YOUR TASK: Separate out the lines that hold "data".

INPUT MATERIAL:
◇ ◇ ◇

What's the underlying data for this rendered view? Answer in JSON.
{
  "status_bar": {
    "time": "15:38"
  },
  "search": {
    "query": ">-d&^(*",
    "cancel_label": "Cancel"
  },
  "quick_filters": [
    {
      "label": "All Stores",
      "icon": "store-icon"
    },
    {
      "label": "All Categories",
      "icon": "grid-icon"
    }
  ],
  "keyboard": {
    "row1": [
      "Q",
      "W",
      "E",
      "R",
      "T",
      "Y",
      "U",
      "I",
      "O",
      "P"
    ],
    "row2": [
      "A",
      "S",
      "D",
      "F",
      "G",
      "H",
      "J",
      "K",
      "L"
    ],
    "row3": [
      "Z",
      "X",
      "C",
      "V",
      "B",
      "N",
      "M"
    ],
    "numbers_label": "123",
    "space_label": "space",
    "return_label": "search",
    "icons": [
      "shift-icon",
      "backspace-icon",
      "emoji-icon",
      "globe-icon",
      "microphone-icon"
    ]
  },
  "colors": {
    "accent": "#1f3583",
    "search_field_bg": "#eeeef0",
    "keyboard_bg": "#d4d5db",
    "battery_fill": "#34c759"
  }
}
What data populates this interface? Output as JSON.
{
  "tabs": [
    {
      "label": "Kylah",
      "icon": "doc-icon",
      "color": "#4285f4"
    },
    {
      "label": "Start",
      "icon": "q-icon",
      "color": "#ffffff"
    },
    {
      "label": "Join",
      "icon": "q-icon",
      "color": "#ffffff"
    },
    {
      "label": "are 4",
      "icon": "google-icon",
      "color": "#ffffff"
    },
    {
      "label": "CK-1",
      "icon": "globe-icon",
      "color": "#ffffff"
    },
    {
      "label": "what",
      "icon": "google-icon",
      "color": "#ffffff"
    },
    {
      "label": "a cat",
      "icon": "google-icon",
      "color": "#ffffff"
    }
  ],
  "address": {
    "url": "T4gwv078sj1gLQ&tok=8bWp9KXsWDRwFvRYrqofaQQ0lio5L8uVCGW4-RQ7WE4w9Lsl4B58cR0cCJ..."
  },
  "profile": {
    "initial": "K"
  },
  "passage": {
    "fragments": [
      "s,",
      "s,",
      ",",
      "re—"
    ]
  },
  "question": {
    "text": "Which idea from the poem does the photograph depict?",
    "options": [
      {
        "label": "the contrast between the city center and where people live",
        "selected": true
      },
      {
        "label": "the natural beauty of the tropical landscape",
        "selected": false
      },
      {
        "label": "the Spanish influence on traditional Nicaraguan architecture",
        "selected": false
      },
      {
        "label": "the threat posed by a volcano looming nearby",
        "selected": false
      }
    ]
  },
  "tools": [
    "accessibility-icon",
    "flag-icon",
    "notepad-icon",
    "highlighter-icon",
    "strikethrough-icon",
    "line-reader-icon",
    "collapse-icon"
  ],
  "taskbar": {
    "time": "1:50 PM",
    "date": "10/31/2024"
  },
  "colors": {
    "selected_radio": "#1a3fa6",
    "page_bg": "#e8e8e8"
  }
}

◇ ◇ ◇

SOLUTION:
What's the underlying data for this rendered view? Answer in JSON.
What data populates this interface? Output as JSON.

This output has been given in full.